¿Puedes transcribir íntegro y sin cambios el texto sobre el circo?

* **Texto de la página**
----------
Antes de los aplausos

En un preludio casi imperceptible, el destino convoca a reír. En una escena que aparenta espontánea; la magia, el encanto, la fantasía y la inocencia, pergeñan de antemano para hacer brillar pupilas y estirar comisuras.
Nadie posa para la foto, y sin embargo el retrato del después, sabemos sabrá perfecto.
El maquillaje adecuado, el espejo, la vara.
El sombrero, la nariz de payaso, las plumas, los pies de arlequín.
Accesorios, que revisten el espíritu de un espectáculo que tiene la noble misión de hacernos reír. Son los protagonistas de la colorida carpa: el payaso, el malabarista, el mago, el trapecista, los enanos, los animales que desde la historia acompañan.
----------
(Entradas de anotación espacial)
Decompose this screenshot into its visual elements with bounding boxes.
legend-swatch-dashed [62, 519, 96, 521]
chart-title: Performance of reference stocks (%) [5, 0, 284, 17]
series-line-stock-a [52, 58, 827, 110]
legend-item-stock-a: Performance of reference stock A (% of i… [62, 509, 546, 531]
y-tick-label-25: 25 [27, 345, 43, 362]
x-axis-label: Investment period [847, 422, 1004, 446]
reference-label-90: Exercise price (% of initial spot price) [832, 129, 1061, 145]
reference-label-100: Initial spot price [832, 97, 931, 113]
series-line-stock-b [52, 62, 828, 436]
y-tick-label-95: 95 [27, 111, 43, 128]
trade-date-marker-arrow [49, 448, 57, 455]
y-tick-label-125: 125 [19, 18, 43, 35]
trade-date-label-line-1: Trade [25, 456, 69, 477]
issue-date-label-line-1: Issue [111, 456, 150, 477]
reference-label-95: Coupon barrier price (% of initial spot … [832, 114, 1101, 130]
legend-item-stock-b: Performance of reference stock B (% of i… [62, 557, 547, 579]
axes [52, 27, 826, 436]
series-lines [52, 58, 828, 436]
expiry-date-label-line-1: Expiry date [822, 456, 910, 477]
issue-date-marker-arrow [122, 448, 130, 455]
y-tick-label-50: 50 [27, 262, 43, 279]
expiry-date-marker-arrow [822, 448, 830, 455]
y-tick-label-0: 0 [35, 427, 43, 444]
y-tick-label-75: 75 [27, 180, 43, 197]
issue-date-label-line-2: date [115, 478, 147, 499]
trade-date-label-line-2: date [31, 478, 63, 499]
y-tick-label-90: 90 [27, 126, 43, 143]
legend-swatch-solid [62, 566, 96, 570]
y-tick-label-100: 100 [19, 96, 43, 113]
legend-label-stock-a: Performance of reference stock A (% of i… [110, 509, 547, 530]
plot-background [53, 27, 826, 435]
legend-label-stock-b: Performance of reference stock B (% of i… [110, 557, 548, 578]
----------
* **Respuesta completa**
Antes de los aplausos

En un preludio casi imperceptible, el destino convoca a reír. En una escena que aparenta espontánea; la magia, el encanto, la fantasía y la inocencia, pergeñan de antemano para hacer brillar pupilas y estirar comisuras.
Nadie posa para la foto, y sin embargo el retrato del después, sabemos sabrá perfecto.
El maquillaje adecuado, el espejo, la vara.
El sombrero, la nariz de payaso, las plumas, los pies de arlequín.
Accesorios, que revisten el espíritu de un espectáculo que tiene la noble misión de hacernos reír. Son los protagonistas de la colorida carpa: el payaso, el malabarista, el mago, el trapecista, los enanos, los animales que desde la historia acompañan.